→ **To do**:
Gather every line that includes the word "management", please.

════════════════

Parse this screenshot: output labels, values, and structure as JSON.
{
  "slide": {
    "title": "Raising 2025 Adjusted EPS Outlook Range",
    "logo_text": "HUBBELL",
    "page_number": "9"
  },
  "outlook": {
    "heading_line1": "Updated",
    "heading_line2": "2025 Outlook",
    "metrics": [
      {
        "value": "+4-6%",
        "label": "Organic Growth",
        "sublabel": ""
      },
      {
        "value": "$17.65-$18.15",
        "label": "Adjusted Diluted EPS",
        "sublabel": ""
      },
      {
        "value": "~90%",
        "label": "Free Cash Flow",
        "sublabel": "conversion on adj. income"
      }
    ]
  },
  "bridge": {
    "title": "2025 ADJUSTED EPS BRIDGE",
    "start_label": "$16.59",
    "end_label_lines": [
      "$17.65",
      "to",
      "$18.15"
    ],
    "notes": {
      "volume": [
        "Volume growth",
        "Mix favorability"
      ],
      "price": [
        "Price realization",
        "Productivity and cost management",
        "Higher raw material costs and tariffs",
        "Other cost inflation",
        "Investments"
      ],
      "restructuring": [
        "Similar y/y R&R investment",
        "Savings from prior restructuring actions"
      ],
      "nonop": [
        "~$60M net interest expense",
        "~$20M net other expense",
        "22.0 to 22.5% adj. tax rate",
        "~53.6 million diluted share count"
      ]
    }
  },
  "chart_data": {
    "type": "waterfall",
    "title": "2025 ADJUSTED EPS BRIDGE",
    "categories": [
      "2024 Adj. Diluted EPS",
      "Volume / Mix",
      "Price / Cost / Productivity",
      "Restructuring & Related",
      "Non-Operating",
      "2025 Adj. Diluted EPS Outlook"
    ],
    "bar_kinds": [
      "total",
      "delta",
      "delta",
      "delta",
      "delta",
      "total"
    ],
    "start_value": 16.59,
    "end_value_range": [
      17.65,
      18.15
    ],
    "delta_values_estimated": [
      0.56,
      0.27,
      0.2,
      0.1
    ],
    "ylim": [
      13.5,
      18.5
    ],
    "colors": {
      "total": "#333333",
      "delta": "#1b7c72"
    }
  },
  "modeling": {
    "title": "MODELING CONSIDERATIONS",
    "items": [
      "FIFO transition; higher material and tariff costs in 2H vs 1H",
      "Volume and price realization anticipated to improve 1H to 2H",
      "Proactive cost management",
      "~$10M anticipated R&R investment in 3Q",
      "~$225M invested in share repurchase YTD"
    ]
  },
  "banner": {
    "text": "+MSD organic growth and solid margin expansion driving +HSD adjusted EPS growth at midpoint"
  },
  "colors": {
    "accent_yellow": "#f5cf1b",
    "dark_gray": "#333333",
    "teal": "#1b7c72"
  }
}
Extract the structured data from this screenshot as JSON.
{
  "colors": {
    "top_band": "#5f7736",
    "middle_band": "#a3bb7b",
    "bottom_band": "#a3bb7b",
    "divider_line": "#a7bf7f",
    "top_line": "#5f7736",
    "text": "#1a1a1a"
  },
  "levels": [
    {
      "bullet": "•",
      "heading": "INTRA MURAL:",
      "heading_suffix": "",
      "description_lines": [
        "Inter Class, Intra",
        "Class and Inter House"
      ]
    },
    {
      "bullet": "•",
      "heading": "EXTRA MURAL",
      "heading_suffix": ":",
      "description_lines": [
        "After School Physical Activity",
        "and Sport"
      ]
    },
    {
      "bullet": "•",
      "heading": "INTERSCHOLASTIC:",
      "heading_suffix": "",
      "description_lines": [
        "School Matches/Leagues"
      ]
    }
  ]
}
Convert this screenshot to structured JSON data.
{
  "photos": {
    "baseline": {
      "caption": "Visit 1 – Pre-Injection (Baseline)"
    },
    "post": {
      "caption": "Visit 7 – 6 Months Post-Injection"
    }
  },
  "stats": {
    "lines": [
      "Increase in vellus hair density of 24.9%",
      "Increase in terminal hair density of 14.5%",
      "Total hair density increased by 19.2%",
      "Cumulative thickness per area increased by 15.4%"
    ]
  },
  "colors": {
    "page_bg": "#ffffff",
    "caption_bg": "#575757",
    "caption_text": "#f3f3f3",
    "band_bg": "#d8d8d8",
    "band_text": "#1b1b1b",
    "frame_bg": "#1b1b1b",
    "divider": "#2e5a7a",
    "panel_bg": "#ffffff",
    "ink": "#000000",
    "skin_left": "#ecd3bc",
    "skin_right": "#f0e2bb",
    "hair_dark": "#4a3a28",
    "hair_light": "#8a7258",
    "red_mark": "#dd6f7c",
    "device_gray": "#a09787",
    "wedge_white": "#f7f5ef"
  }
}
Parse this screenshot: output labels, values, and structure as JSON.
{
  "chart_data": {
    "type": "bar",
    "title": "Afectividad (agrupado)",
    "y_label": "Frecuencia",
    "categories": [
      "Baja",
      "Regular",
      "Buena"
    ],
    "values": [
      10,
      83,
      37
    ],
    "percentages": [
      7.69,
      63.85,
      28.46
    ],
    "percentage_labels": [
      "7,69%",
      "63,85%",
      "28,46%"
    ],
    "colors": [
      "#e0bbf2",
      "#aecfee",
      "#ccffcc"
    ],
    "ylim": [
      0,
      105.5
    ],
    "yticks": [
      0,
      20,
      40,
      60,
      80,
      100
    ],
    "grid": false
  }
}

════════════════

→ **Response below**:
        "Productivity and cost management",
      "Proactive cost management",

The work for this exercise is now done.